[Page text entries]

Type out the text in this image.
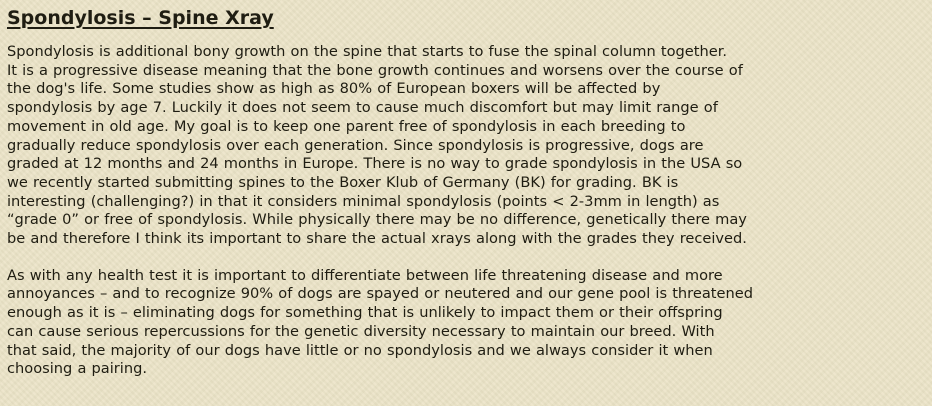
Spondylosis – Spine Xray

Spondylosis is additional bony growth on the spine that starts to fuse the spinal column together.
It is a progressive disease meaning that the bone growth continues and worsens over the course of
the dog's life. Some studies show as high as 80% of European boxers will be affected by
spondylosis by age 7. Luckily it does not seem to cause much discomfort but may limit range of
movement in old age. My goal is to keep one parent free of spondylosis in each breeding to
gradually reduce spondylosis over each generation. Since spondylosis is progressive, dogs are
graded at 12 months and 24 months in Europe. There is no way to grade spondylosis in the USA so
we recently started submitting spines to the Boxer Klub of Germany (BK) for grading. BK is
interesting (challenging?) in that it considers minimal spondylosis (points < 2-3mm in length) as
“grade 0” or free of spondylosis. While physically there may be no difference, genetically there may
be and therefore I think its important to share the actual xrays along with the grades they received.

As with any health test it is important to differentiate between life threatening disease and more
annoyances – and to recognize 90% of dogs are spayed or neutered and our gene pool is threatened
enough as it is – eliminating dogs for something that is unlikely to impact them or their offspring
can cause serious repercussions for the genetic diversity necessary to maintain our breed. With
that said, the majority of our dogs have little or no spondylosis and we always consider it when
choosing a pairing.
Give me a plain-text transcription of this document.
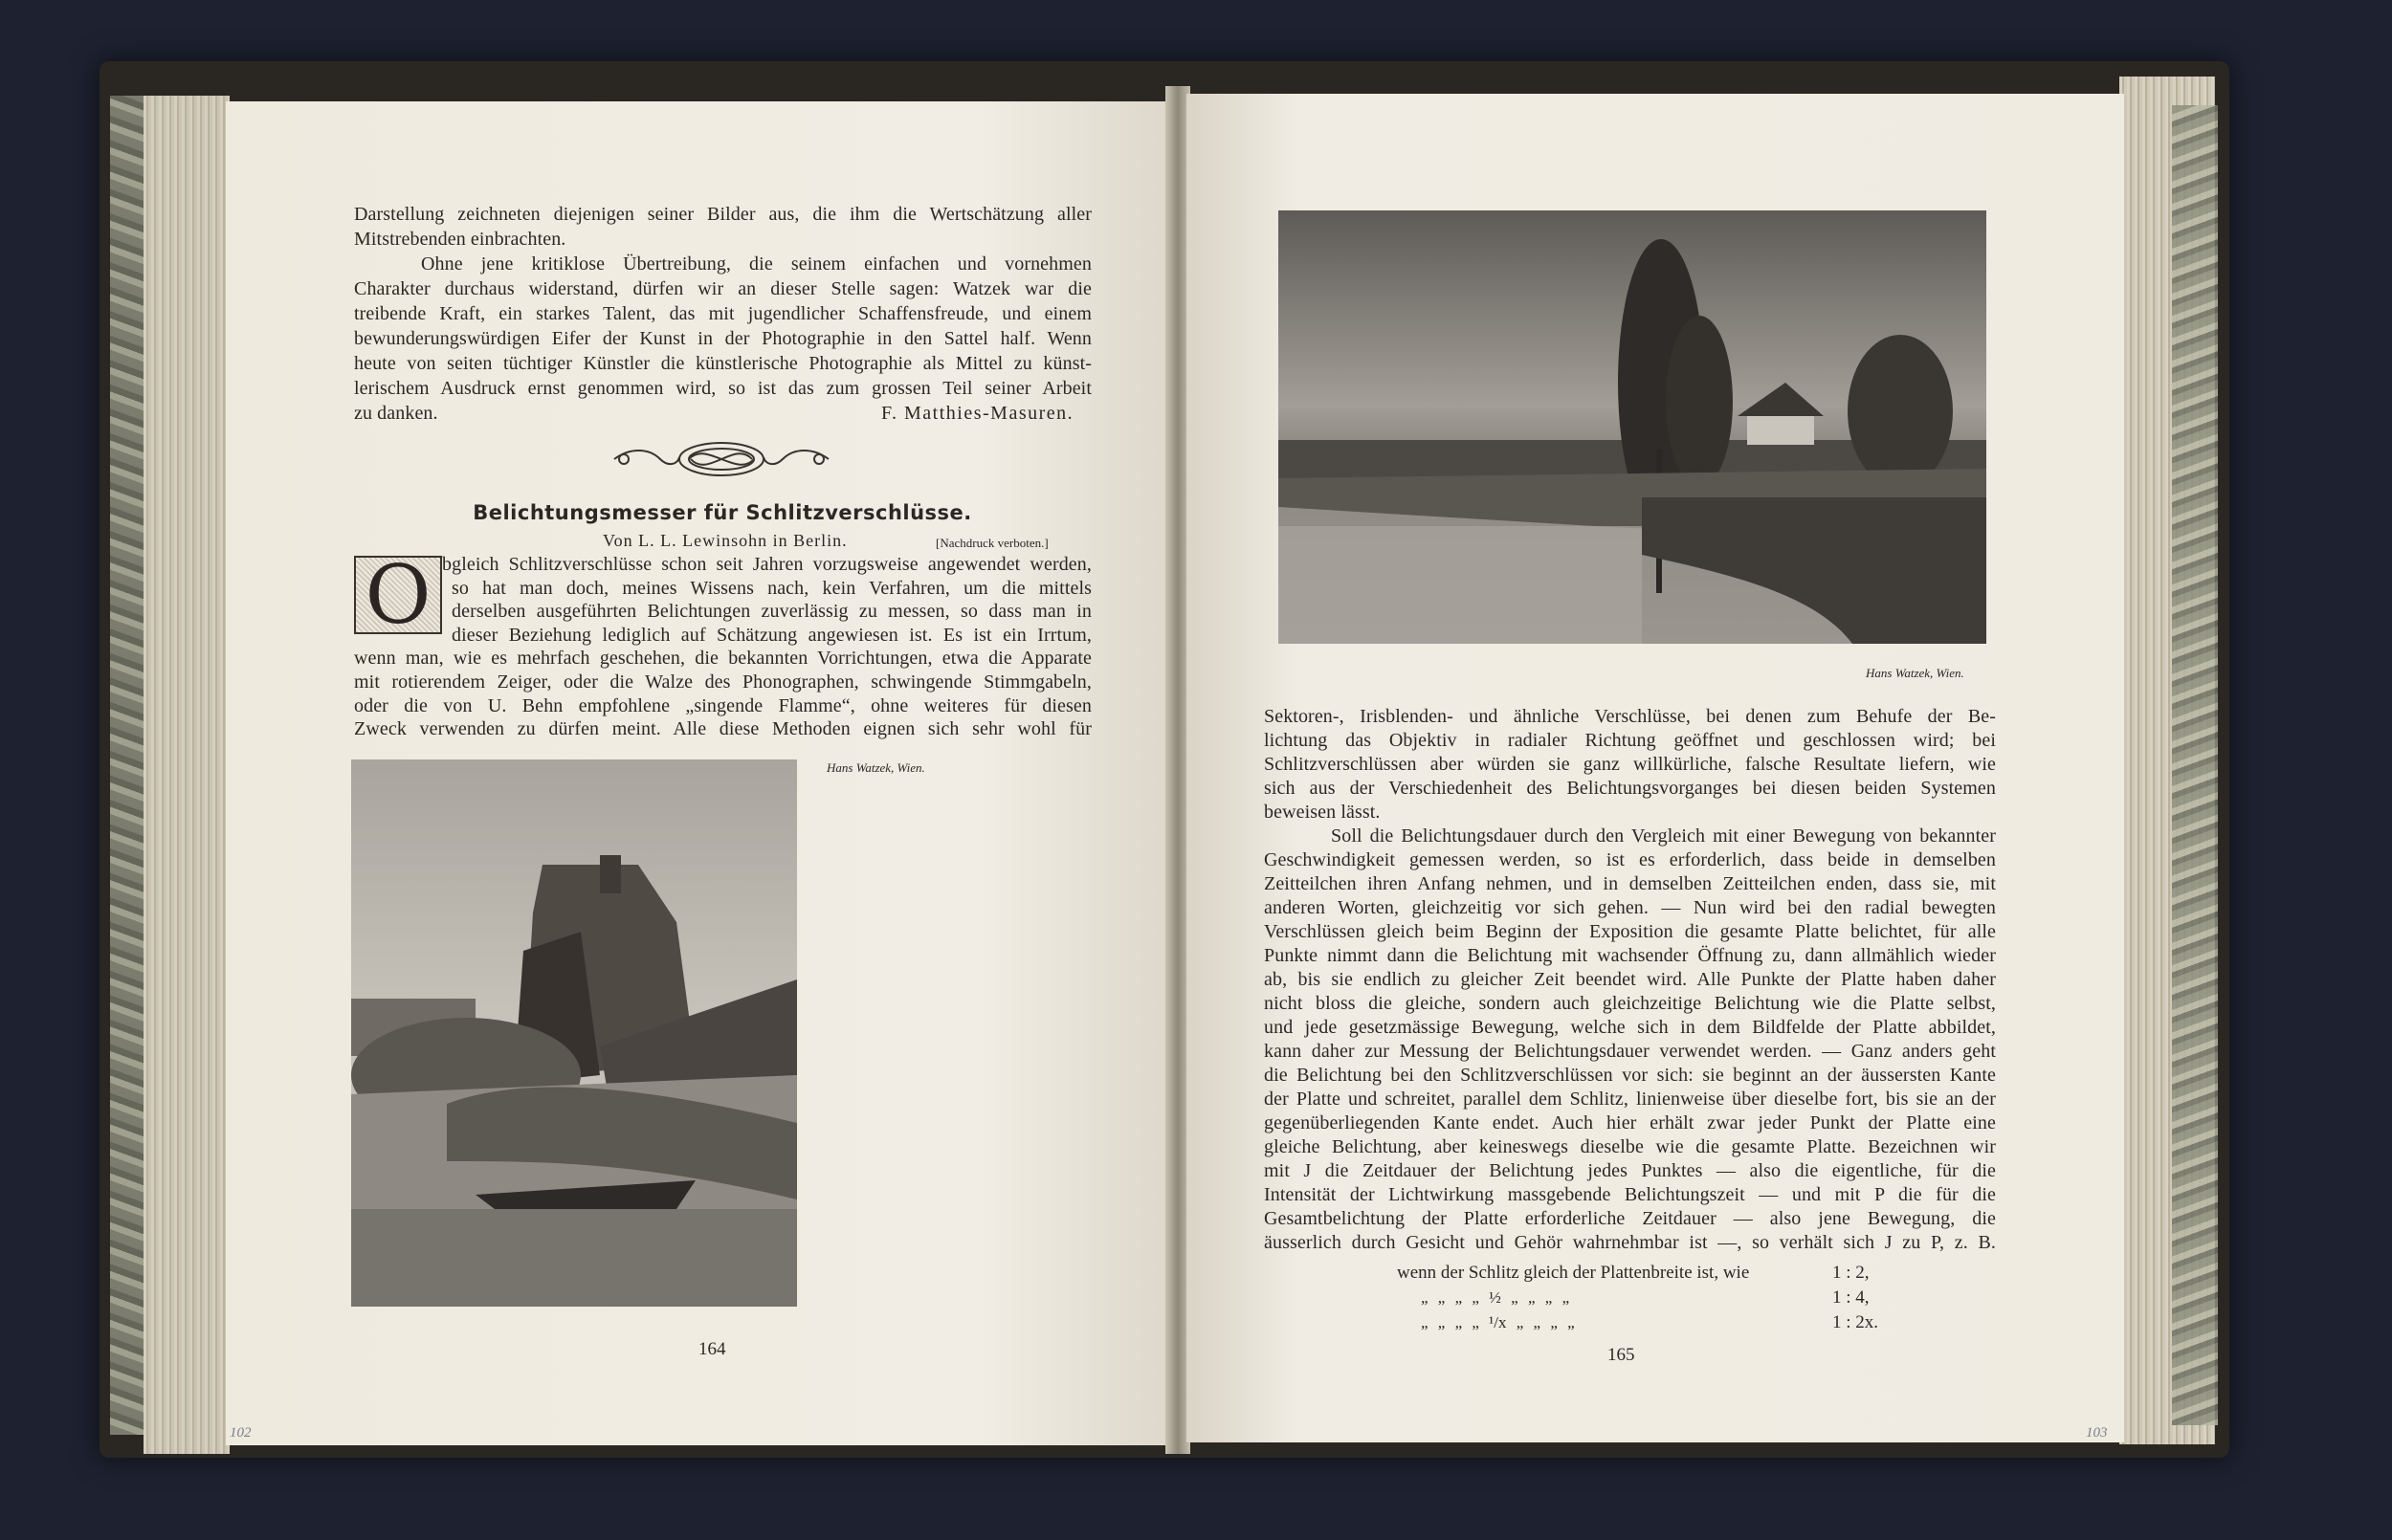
Darstellung zeichneten diejenigen seiner Bilder aus, die ihm die Wertschätzung aller
Mitstrebenden einbrachten.
Ohne jene kritiklose Übertreibung, die seinem einfachen und vornehmen
Charakter durchaus widerstand, dürfen wir an dieser Stelle sagen: Watzek war die
treibende Kraft, ein starkes Talent, das mit jugendlicher Schaffensfreude, und einem
bewunderungswürdigen Eifer der Kunst in der Photographie in den Sattel half. Wenn
heute von seiten tüchtiger Künstler die künstlerische Photographie als Mittel zu künst-
lerischem Ausdruck ernst genommen wird, so ist das zum grossen Teil seiner Arbeit
zu danken.	F. Matthies-Masuren.
Belichtungsmesser für Schlitzverschlüsse.
Von L. L. Lewinsohn in Berlin.	[Nachdruck verboten.]
O bgleich Schlitzverschlüsse schon seit Jahren vorzugsweise angewendet werden,
so hat man doch, meines Wissens nach, kein Verfahren, um die mittels
derselben ausgeführten Belichtungen zuverlässig zu messen, so dass man in
dieser Beziehung lediglich auf Schätzung angewiesen ist. Es ist ein Irrtum,
wenn man, wie es mehrfach geschehen, die bekannten Vorrichtungen, etwa die Apparate
mit rotierendem Zeiger, oder die Walze des Phonographen, schwingende Stimmgabeln,
oder die von U. Behn empfohlene „singende Flamme“, ohne weiteres für diesen
Zweck verwenden zu dürfen meint. Alle diese Methoden eignen sich sehr wohl für
Hans Watzek, Wien.
164
102
Hans Watzek, Wien.
Sektoren-, Irisblenden- und ähnliche Verschlüsse, bei denen zum Behufe der Be-
lichtung das Objektiv in radialer Richtung geöffnet und geschlossen wird; bei
Schlitzverschlüssen aber würden sie ganz willkürliche, falsche Resultate liefern, wie
sich aus der Verschiedenheit des Belichtungsvorganges bei diesen beiden Systemen
beweisen lässt.
Soll die Belichtungsdauer durch den Vergleich mit einer Bewegung von bekannter
Geschwindigkeit gemessen werden, so ist es erforderlich, dass beide in demselben
Zeitteilchen ihren Anfang nehmen, und in demselben Zeitteilchen enden, dass sie, mit
anderen Worten, gleichzeitig vor sich gehen. — Nun wird bei den radial bewegten
Verschlüssen gleich beim Beginn der Exposition die gesamte Platte belichtet, für alle
Punkte nimmt dann die Belichtung mit wachsender Öffnung zu, dann allmählich wieder
ab, bis sie endlich zu gleicher Zeit beendet wird. Alle Punkte der Platte haben daher
nicht bloss die gleiche, sondern auch gleichzeitige Belichtung wie die Platte selbst,
und jede gesetzmässige Bewegung, welche sich in dem Bildfelde der Platte abbildet,
kann daher zur Messung der Belichtungsdauer verwendet werden. — Ganz anders geht
die Belichtung bei den Schlitzverschlüssen vor sich: sie beginnt an der äussersten Kante
der Platte und schreitet, parallel dem Schlitz, linienweise über dieselbe fort, bis sie an der
gegenüberliegenden Kante endet. Auch hier erhält zwar jeder Punkt der Platte eine
gleiche Belichtung, aber keineswegs dieselbe wie die gesamte Platte. Bezeichnen wir
mit J die Zeitdauer der Belichtung jedes Punktes — also die eigentliche, für die
Intensität der Lichtwirkung massgebende Belichtungszeit — und mit P die für die
Gesamtbelichtung der Platte erforderliche Zeitdauer — also jene Bewegung, die
äusserlich durch Gesicht und Gehör wahrnehmbar ist —, so verhält sich J zu P, z. B.
wenn der Schlitz gleich der Plattenbreite ist, wie	1 : 2,
„ „ „ „ ½ „ „ „ „	1 : 4,
„ „ „ „ ¹/x „ „ „ „	1 : 2x.
165
103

- Problem to solve -
Once you find the string "each" in a line of the records, copy that line.

- Answer to this problem -
movement in old age. My goal is to keep one parent free of spondylosis in each breeding to
gradually reduce spondylosis over each generation. Since spondylosis is progressive, dogs are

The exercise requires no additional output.